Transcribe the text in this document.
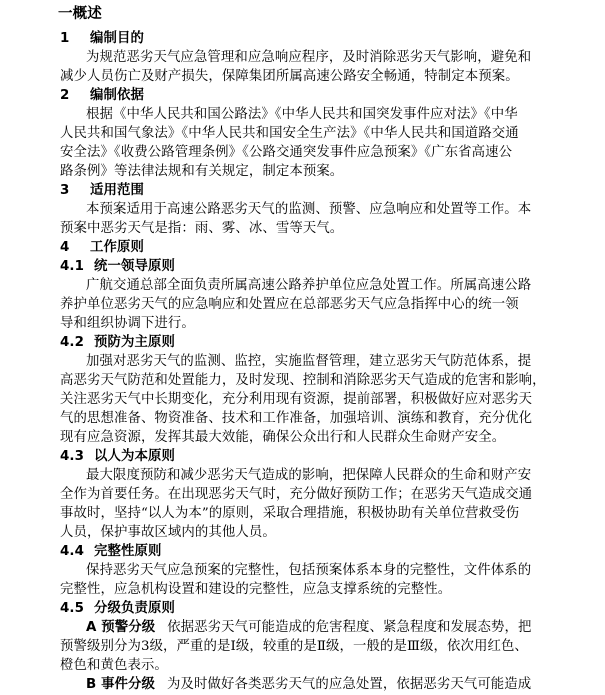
一概述
1 编制目的
为规范恶劣天气应急管理和应急响应程序，及时消除恶劣天气影响，避免和
减少人员伤亡及财产损失，保障集团所属高速公路安全畅通，特制定本预案。
2 编制依据
根据《中华人民共和国公路法》《中华人民共和国突发事件应对法》《中华
人民共和国气象法》《中华人民共和国安全生产法》《中华人民共和国道路交通
安全法》《收费公路管理条例》《公路交通突发事件应急预案》《广东省高速公
路条例》等法律法规和有关规定，制定本预案。
3 适用范围
本预案适用于高速公路恶劣天气的监测、预警、应急响应和处置等工作。本
预案中恶劣天气是指：雨、雾、冰、雪等天气。
4 工作原则
4.1 统一领导原则
广航交通总部全面负责所属高速公路养护单位应急处置工作。所属高速公路
养护单位恶劣天气的应急响应和处置应在总部恶劣天气应急指挥中心的统一领
导和组织协调下进行。
4.2 预防为主原则
加强对恶劣天气的监测、监控，实施监督管理，建立恶劣天气防范体系，提
高恶劣天气防范和处置能力，及时发现、控制和消除恶劣天气造成的危害和影响，
关注恶劣天气中长期变化，充分利用现有资源，提前部署，积极做好应对恶劣天
气的思想准备、物资准备、技术和工作准备，加强培训、演练和教育，充分优化
现有应急资源，发挥其最大效能，确保公众出行和人民群众生命财产安全。
4.3 以人为本原则
最大限度预防和减少恶劣天气造成的影响，把保障人民群众的生命和财产安
全作为首要任务。在出现恶劣天气时，充分做好预防工作；在恶劣天气造成交通
事故时，坚持“以人为本”的原则，采取合理措施，积极协助有关单位营救受伤
人员，保护事故区域内的其他人员。
4.4 完整性原则
保持恶劣天气应急预案的完整性，包括预案体系本身的完整性，文件体系的
完整性，应急机构设置和建设的完整性，应急支撑系统的完整性。
4.5 分级负责原则
A 预警分级 依据恶劣天气可能造成的危害程度、紧急程度和发展态势，把
预警级别分为3级，严重的是Ⅰ级，较重的是Ⅱ级，一般的是Ⅲ级，依次用红色、
橙色和黄色表示。
B 事件分级 为及时做好各类恶劣天气的应急处置，依据恶劣天气可能造成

Task brief → Above are records to transcribe exactly; leave their pictures out.

Exercise result →
Transcribe the text in this document.
一概述
1 编制目的
为规范恶劣天气应急管理和应急响应程序，及时消除恶劣天气影响，避免和
减少人员伤亡及财产损失，保障集团所属高速公路安全畅通，特制定本预案。
2 编制依据
根据《中华人民共和国公路法》《中华人民共和国突发事件应对法》《中华
人民共和国气象法》《中华人民共和国安全生产法》《中华人民共和国道路交通
安全法》《收费公路管理条例》《公路交通突发事件应急预案》《广东省高速公
路条例》等法律法规和有关规定，制定本预案。
3 适用范围
本预案适用于高速公路恶劣天气的监测、预警、应急响应和处置等工作。本
预案中恶劣天气是指：雨、雾、冰、雪等天气。
4 工作原则
4.1 统一领导原则
广航交通总部全面负责所属高速公路养护单位应急处置工作。所属高速公路
养护单位恶劣天气的应急响应和处置应在总部恶劣天气应急指挥中心的统一领
导和组织协调下进行。
4.2 预防为主原则
加强对恶劣天气的监测、监控，实施监督管理，建立恶劣天气防范体系，提
高恶劣天气防范和处置能力，及时发现、控制和消除恶劣天气造成的危害和影响，
关注恶劣天气中长期变化，充分利用现有资源，提前部署，积极做好应对恶劣天
气的思想准备、物资准备、技术和工作准备，加强培训、演练和教育，充分优化
现有应急资源，发挥其最大效能，确保公众出行和人民群众生命财产安全。
4.3 以人为本原则
最大限度预防和减少恶劣天气造成的影响，把保障人民群众的生命和财产安
全作为首要任务。在出现恶劣天气时，充分做好预防工作；在恶劣天气造成交通
事故时，坚持“以人为本”的原则，采取合理措施，积极协助有关单位营救受伤
人员，保护事故区域内的其他人员。
4.4 完整性原则
保持恶劣天气应急预案的完整性，包括预案体系本身的完整性，文件体系的
完整性，应急机构设置和建设的完整性，应急支撑系统的完整性。
4.5 分级负责原则
A 预警分级 依据恶劣天气可能造成的危害程度、紧急程度和发展态势，把
预警级别分为3级，严重的是Ⅰ级，较重的是Ⅱ级，一般的是Ⅲ级，依次用红色、
橙色和黄色表示。
B 事件分级 为及时做好各类恶劣天气的应急处置，依据恶劣天气可能造成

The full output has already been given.